▸ Set problem
Pictures should be excluded; otherwise, copy every entry exactly.

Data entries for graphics
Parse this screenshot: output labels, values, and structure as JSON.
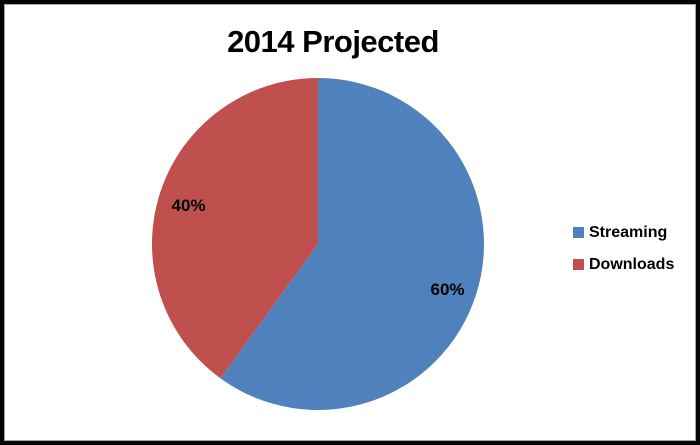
{
  "chart_data": {
    "type": "pie",
    "title": "2014 Projected",
    "categories": [
      "Streaming",
      "Downloads"
    ],
    "values": [
      60,
      40
    ],
    "point_labels": [
      "60%",
      "40%"
    ],
    "slice_colors": [
      "#4F81BD",
      "#C0504D"
    ],
    "start_angle_deg": 0,
    "direction": "clockwise",
    "data_label_position": "inside-end",
    "legend_position": "right"
  },
  "legend": {
    "items": [
      {
        "label": "Streaming",
        "color": "#4F81BD"
      },
      {
        "label": "Downloads",
        "color": "#C0504D"
      }
    ]
  },
  "frame": {
    "outer_border_color": "#060606",
    "inner_border_color": "#A6A6A6",
    "background_color": "#FFFFFF",
    "text_color": "#000000"
  }
}
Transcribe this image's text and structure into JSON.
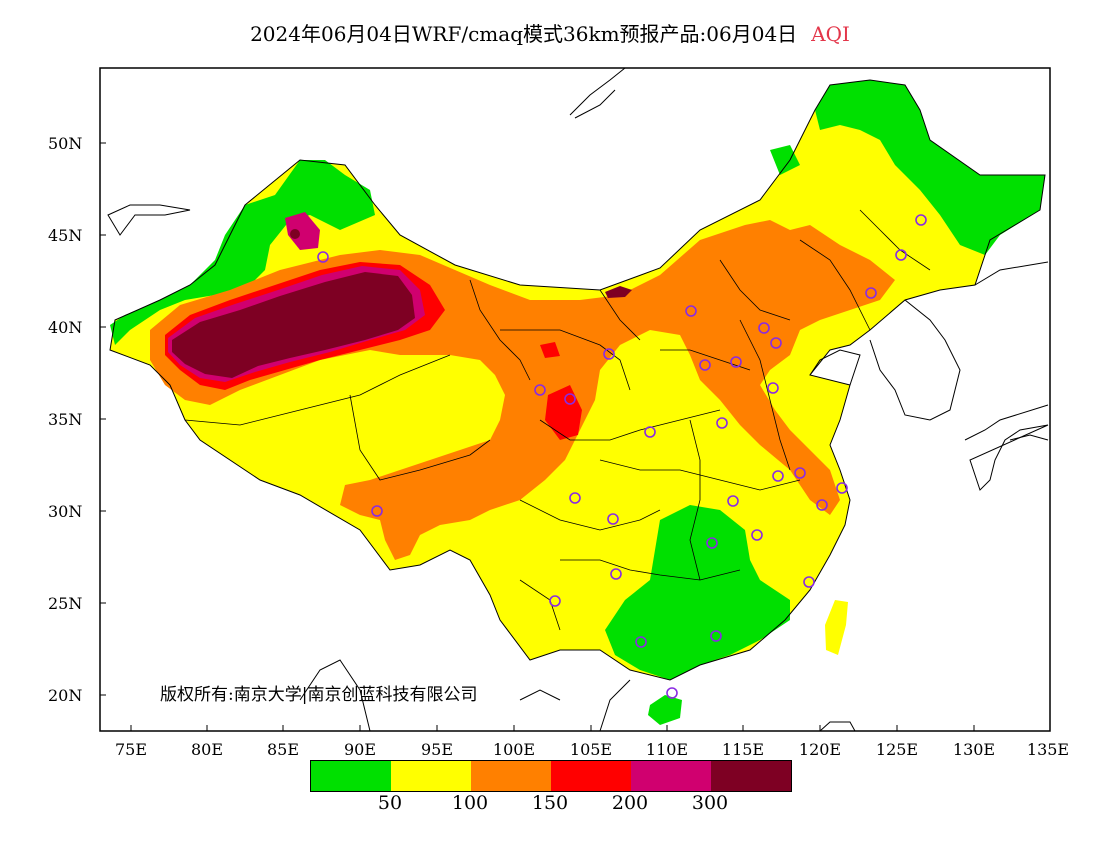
{
  "title": {
    "main": "2024年06月04日WRF/cmaq模式36km预报产品:06月04日",
    "variable": "AQI"
  },
  "axes": {
    "lat_labels": [
      "50N",
      "45N",
      "40N",
      "35N",
      "30N",
      "25N",
      "20N"
    ],
    "lon_labels": [
      "75E",
      "80E",
      "85E",
      "90E",
      "95E",
      "100E",
      "105E",
      "110E",
      "115E",
      "120E",
      "125E",
      "130E",
      "135E"
    ]
  },
  "legend": {
    "colors": [
      "#00e000",
      "#ffff00",
      "#ff8000",
      "#ff0000",
      "#d0006f",
      "#7e0023"
    ],
    "thresholds": [
      "50",
      "100",
      "150",
      "200",
      "300"
    ]
  },
  "copyright": "版权所有:南京大学|南京创蓝科技有限公司",
  "colors": {
    "green": "#00e000",
    "yellow": "#ffff00",
    "orange": "#ff8000",
    "red": "#ff0000",
    "magenta": "#d0006f",
    "maroon": "#7e0023",
    "station_marker": "#8a2be2"
  }
}
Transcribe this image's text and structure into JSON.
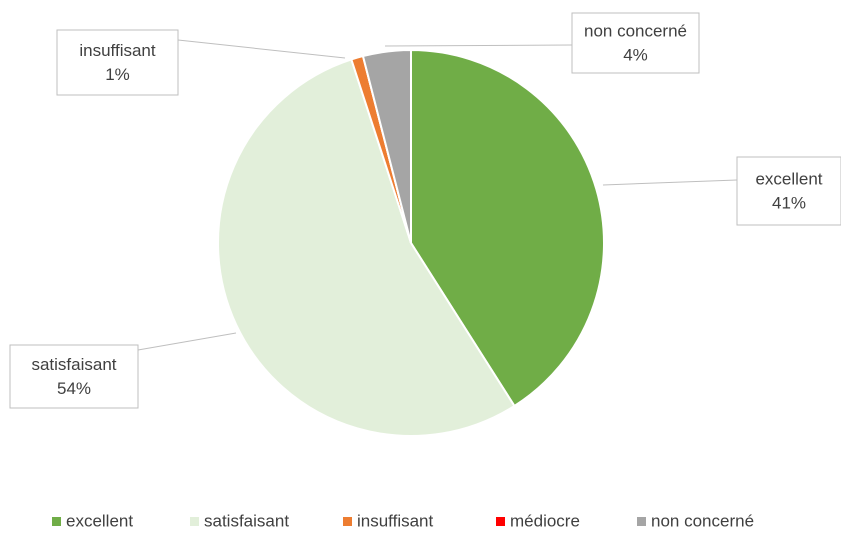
{
  "chart_data": {
    "type": "pie",
    "categories": [
      "excellent",
      "satisfaisant",
      "insuffisant",
      "médiocre",
      "non concerné"
    ],
    "values": [
      41,
      54,
      1,
      0,
      4
    ],
    "value_labels": [
      "41%",
      "54%",
      "1%",
      null,
      "4%"
    ],
    "colors": [
      "#70ad47",
      "#e2efda",
      "#ed7d31",
      "#ff0000",
      "#a5a5a5"
    ],
    "legend": "bottom"
  }
}
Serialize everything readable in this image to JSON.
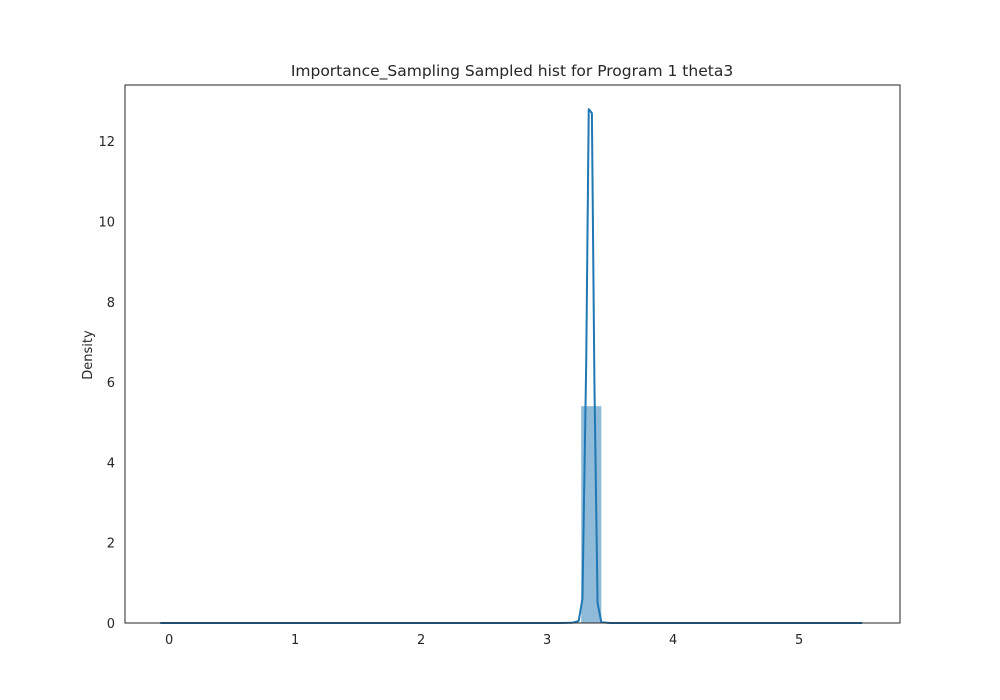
{
  "chart_data": {
    "type": "histogram+kde",
    "title": "Importance_Sampling Sampled hist for Program 1 theta3",
    "xlabel": "",
    "ylabel": "Density",
    "xlim": [
      -0.35,
      5.8
    ],
    "ylim": [
      0,
      13.4
    ],
    "x_ticks": [
      0,
      1,
      2,
      3,
      4,
      5
    ],
    "y_ticks": [
      0,
      2,
      4,
      6,
      8,
      10,
      12
    ],
    "grid": false,
    "legend": "none",
    "colors": {
      "bar_fill": "#1f77b4",
      "bar_fill_opacity": 0.5,
      "kde_line": "#1f77b4",
      "axes_frame": "#262626",
      "text": "#262626"
    },
    "bars": [
      {
        "x_start": 3.27,
        "x_end": 3.43,
        "density": 5.4
      }
    ],
    "kde": {
      "x": [
        -0.07,
        3.1,
        3.2,
        3.25,
        3.28,
        3.31,
        3.33,
        3.355,
        3.375,
        3.4,
        3.43,
        3.5,
        5.5
      ],
      "y": [
        0,
        0,
        0.005,
        0.05,
        0.6,
        6.5,
        12.8,
        12.7,
        6.0,
        0.5,
        0.02,
        0,
        0
      ]
    }
  }
}
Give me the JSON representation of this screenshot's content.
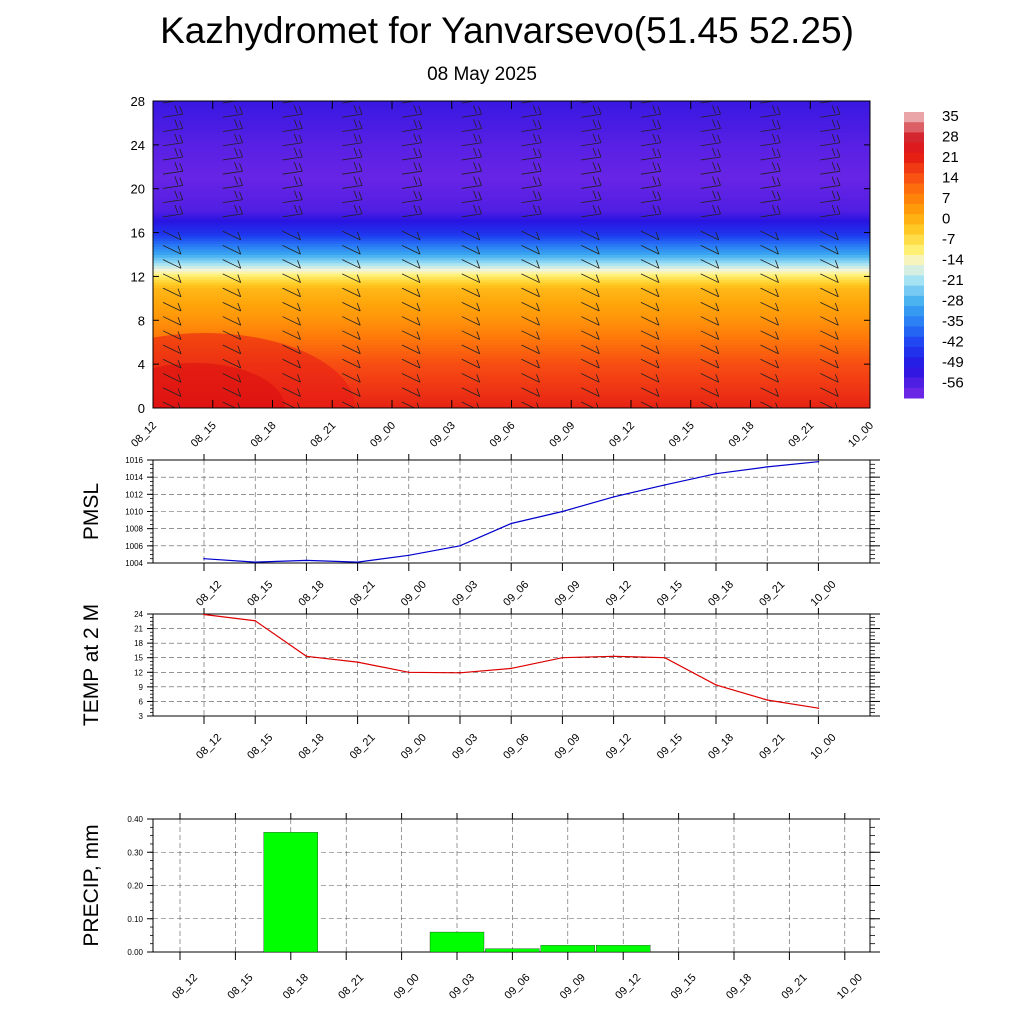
{
  "header": {
    "title": "Kazhydromet for Yanvarsevo(51.45 52.25)",
    "date": "08 May 2025"
  },
  "chart_data": [
    {
      "type": "heatmap",
      "title": "",
      "x_tick_labels": [
        "08_12",
        "08_15",
        "08_18",
        "08_21",
        "09_00",
        "09_03",
        "09_06",
        "09_09",
        "09_12",
        "09_15",
        "09_18",
        "09_21",
        "10_00"
      ],
      "y_ticks": [
        0,
        4,
        8,
        12,
        16,
        20,
        24,
        28
      ],
      "ylim": [
        0,
        28
      ],
      "colorbar": {
        "labels": [
          "35",
          "28",
          "21",
          "14",
          "7",
          "0",
          "-7",
          "-14",
          "-21",
          "-28",
          "-35",
          "-42",
          "-49",
          "-56"
        ],
        "range": [
          -60,
          38
        ]
      },
      "temperature_profile": [
        {
          "level": 0,
          "value": 22
        },
        {
          "level": 4,
          "value": 16
        },
        {
          "level": 8,
          "value": 6
        },
        {
          "level": 11,
          "value": 0
        },
        {
          "level": 12,
          "value": -8
        },
        {
          "level": 14,
          "value": -28
        },
        {
          "level": 16,
          "value": -44
        },
        {
          "level": 18,
          "value": -55
        },
        {
          "level": 21,
          "value": -58
        },
        {
          "level": 24,
          "value": -56
        },
        {
          "level": 28,
          "value": -52
        }
      ],
      "overlay": "wind barbs"
    },
    {
      "type": "line",
      "ylabel": "PMSL",
      "categories": [
        "08_12",
        "08_15",
        "08_18",
        "08_21",
        "09_00",
        "09_03",
        "09_06",
        "09_09",
        "09_12",
        "09_15",
        "09_18",
        "09_21",
        "10_00"
      ],
      "y_ticks": [
        1004,
        1006,
        1008,
        1010,
        1012,
        1014,
        1016
      ],
      "ylim": [
        1004,
        1016
      ],
      "grid": true,
      "color": "#0000cc",
      "values": [
        1004.5,
        1004.1,
        1004.3,
        1004.1,
        1004.9,
        1006.0,
        1008.6,
        1010.0,
        1011.7,
        1013.1,
        1014.4,
        1015.2,
        1015.8
      ]
    },
    {
      "type": "line",
      "ylabel": "TEMP at 2 M",
      "categories": [
        "08_12",
        "08_15",
        "08_18",
        "08_21",
        "09_00",
        "09_03",
        "09_06",
        "09_09",
        "09_12",
        "09_15",
        "09_18",
        "09_21",
        "10_00"
      ],
      "y_ticks": [
        3,
        6,
        9,
        12,
        15,
        18,
        21,
        24
      ],
      "ylim": [
        3,
        24
      ],
      "grid": true,
      "color": "#dd0000",
      "values": [
        23.9,
        22.6,
        15.3,
        14.1,
        12.0,
        11.9,
        12.8,
        15.0,
        15.3,
        15.0,
        9.4,
        6.3,
        4.6
      ]
    },
    {
      "type": "bar",
      "ylabel": "PRECIP, mm",
      "categories": [
        "08_12",
        "08_15",
        "08_18",
        "08_21",
        "09_00",
        "09_03",
        "09_06",
        "09_09",
        "09_12",
        "09_15",
        "09_18",
        "09_21",
        "10_00"
      ],
      "y_tick_labels": [
        "0.00",
        "0.10",
        "0.20",
        "0.30",
        "0.40"
      ],
      "ylim": [
        0,
        0.4
      ],
      "grid": true,
      "color": "#00ff00",
      "values": [
        0,
        0,
        0.36,
        0,
        0,
        0.06,
        0.01,
        0.02,
        0.02,
        0,
        0,
        0,
        0
      ]
    }
  ]
}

▸ Output for this task
Parse this screenshot: output labels, values, and structure as JSON.
{
  "chart_data": {
    "type": "pie",
    "title": "2014 Projected",
    "categories": [
      "Streaming",
      "Downloads"
    ],
    "values": [
      60,
      40
    ],
    "point_labels": [
      "60%",
      "40%"
    ],
    "slice_colors": [
      "#4F81BD",
      "#C0504D"
    ],
    "start_angle_deg": 0,
    "direction": "clockwise",
    "data_label_position": "inside-end",
    "legend_position": "right"
  },
  "legend": {
    "items": [
      {
        "label": "Streaming",
        "color": "#4F81BD"
      },
      {
        "label": "Downloads",
        "color": "#C0504D"
      }
    ]
  },
  "frame": {
    "outer_border_color": "#060606",
    "inner_border_color": "#A6A6A6",
    "background_color": "#FFFFFF",
    "text_color": "#000000"
  }
}
Transcribe this image's text and structure into JSON.
{
  "title": {
    "main": "2024年06月04日WRF/cmaq模式36km预报产品:06月04日",
    "variable": "AQI"
  },
  "axes": {
    "lat_labels": [
      "50N",
      "45N",
      "40N",
      "35N",
      "30N",
      "25N",
      "20N"
    ],
    "lon_labels": [
      "75E",
      "80E",
      "85E",
      "90E",
      "95E",
      "100E",
      "105E",
      "110E",
      "115E",
      "120E",
      "125E",
      "130E",
      "135E"
    ]
  },
  "legend": {
    "colors": [
      "#00e000",
      "#ffff00",
      "#ff8000",
      "#ff0000",
      "#d0006f",
      "#7e0023"
    ],
    "thresholds": [
      "50",
      "100",
      "150",
      "200",
      "300"
    ]
  },
  "copyright": "版权所有:南京大学|南京创蓝科技有限公司",
  "colors": {
    "green": "#00e000",
    "yellow": "#ffff00",
    "orange": "#ff8000",
    "red": "#ff0000",
    "magenta": "#d0006f",
    "maroon": "#7e0023",
    "station_marker": "#8a2be2"
  }
}
Transcribe this image's text and structure into JSON.
{
  "chart_data": {
    "type": "pie",
    "categories": [
      "excellent",
      "satisfaisant",
      "insuffisant",
      "médiocre",
      "non concerné"
    ],
    "values": [
      41,
      54,
      1,
      0,
      4
    ],
    "value_labels": [
      "41%",
      "54%",
      "1%",
      null,
      "4%"
    ],
    "colors": [
      "#70ad47",
      "#e2efda",
      "#ed7d31",
      "#ff0000",
      "#a5a5a5"
    ],
    "legend": "bottom"
  }
}
Serialize everything readable in this image to JSON.
{
  "chart_data": {
    "type": "histogram+kde",
    "title": "Importance_Sampling Sampled hist for Program 1 theta3",
    "xlabel": "",
    "ylabel": "Density",
    "xlim": [
      -0.35,
      5.8
    ],
    "ylim": [
      0,
      13.4
    ],
    "x_ticks": [
      0,
      1,
      2,
      3,
      4,
      5
    ],
    "y_ticks": [
      0,
      2,
      4,
      6,
      8,
      10,
      12
    ],
    "grid": false,
    "legend": "none",
    "colors": {
      "bar_fill": "#1f77b4",
      "bar_fill_opacity": 0.5,
      "kde_line": "#1f77b4",
      "axes_frame": "#262626",
      "text": "#262626"
    },
    "bars": [
      {
        "x_start": 3.27,
        "x_end": 3.43,
        "density": 5.4
      }
    ],
    "kde": {
      "x": [
        -0.07,
        3.1,
        3.2,
        3.25,
        3.28,
        3.31,
        3.33,
        3.355,
        3.375,
        3.4,
        3.43,
        3.5,
        5.5
      ],
      "y": [
        0,
        0,
        0.005,
        0.05,
        0.6,
        6.5,
        12.8,
        12.7,
        6.0,
        0.5,
        0.02,
        0,
        0
      ]
    }
  }
}
Give me the JSON representation of this screenshot's content.
{
  "header": {
    "title": "Kazhydromet for Yanvarsevo(51.45 52.25)",
    "date": "08 May 2025"
  },
  "chart_data": [
    {
      "type": "heatmap",
      "title": "",
      "x_tick_labels": [
        "08_12",
        "08_15",
        "08_18",
        "08_21",
        "09_00",
        "09_03",
        "09_06",
        "09_09",
        "09_12",
        "09_15",
        "09_18",
        "09_21",
        "10_00"
      ],
      "y_ticks": [
        0,
        4,
        8,
        12,
        16,
        20,
        24,
        28
      ],
      "ylim": [
        0,
        28
      ],
      "colorbar": {
        "labels": [
          "35",
          "28",
          "21",
          "14",
          "7",
          "0",
          "-7",
          "-14",
          "-21",
          "-28",
          "-35",
          "-42",
          "-49",
          "-56"
        ],
        "range": [
          -60,
          38
        ]
      },
      "temperature_profile": [
        {
          "level": 0,
          "value": 22
        },
        {
          "level": 4,
          "value": 16
        },
        {
          "level": 8,
          "value": 6
        },
        {
          "level": 11,
          "value": 0
        },
        {
          "level": 12,
          "value": -8
        },
        {
          "level": 14,
          "value": -28
        },
        {
          "level": 16,
          "value": -44
        },
        {
          "level": 18,
          "value": -55
        },
        {
          "level": 21,
          "value": -58
        },
        {
          "level": 24,
          "value": -56
        },
        {
          "level": 28,
          "value": -52
        }
      ],
      "overlay": "wind barbs"
    },
    {
      "type": "line",
      "ylabel": "PMSL",
      "categories": [
        "08_12",
        "08_15",
        "08_18",
        "08_21",
        "09_00",
        "09_03",
        "09_06",
        "09_09",
        "09_12",
        "09_15",
        "09_18",
        "09_21",
        "10_00"
      ],
      "y_ticks": [
        1004,
        1006,
        1008,
        1010,
        1012,
        1014,
        1016
      ],
      "ylim": [
        1004,
        1016
      ],
      "grid": true,
      "color": "#0000cc",
      "values": [
        1004.5,
        1004.1,
        1004.3,
        1004.1,
        1004.9,
        1006.0,
        1008.6,
        1010.0,
        1011.7,
        1013.1,
        1014.4,
        1015.2,
        1015.8
      ]
    },
    {
      "type": "line",
      "ylabel": "TEMP at 2 M",
      "categories": [
        "08_12",
        "08_15",
        "08_18",
        "08_21",
        "09_00",
        "09_03",
        "09_06",
        "09_09",
        "09_12",
        "09_15",
        "09_18",
        "09_21",
        "10_00"
      ],
      "y_ticks": [
        3,
        6,
        9,
        12,
        15,
        18,
        21,
        24
      ],
      "ylim": [
        3,
        24
      ],
      "grid": true,
      "color": "#dd0000",
      "values": [
        23.9,
        22.6,
        15.3,
        14.1,
        12.0,
        11.9,
        12.8,
        15.0,
        15.3,
        15.0,
        9.4,
        6.3,
        4.6
      ]
    },
    {
      "type": "bar",
      "ylabel": "PRECIP, mm",
      "categories": [
        "08_12",
        "08_15",
        "08_18",
        "08_21",
        "09_00",
        "09_03",
        "09_06",
        "09_09",
        "09_12",
        "09_15",
        "09_18",
        "09_21",
        "10_00"
      ],
      "y_tick_labels": [
        "0.00",
        "0.10",
        "0.20",
        "0.30",
        "0.40"
      ],
      "ylim": [
        0,
        0.4
      ],
      "grid": true,
      "color": "#00ff00",
      "values": [
        0,
        0,
        0.36,
        0,
        0,
        0.06,
        0.01,
        0.02,
        0.02,
        0,
        0,
        0,
        0
      ]
    }
  ]
}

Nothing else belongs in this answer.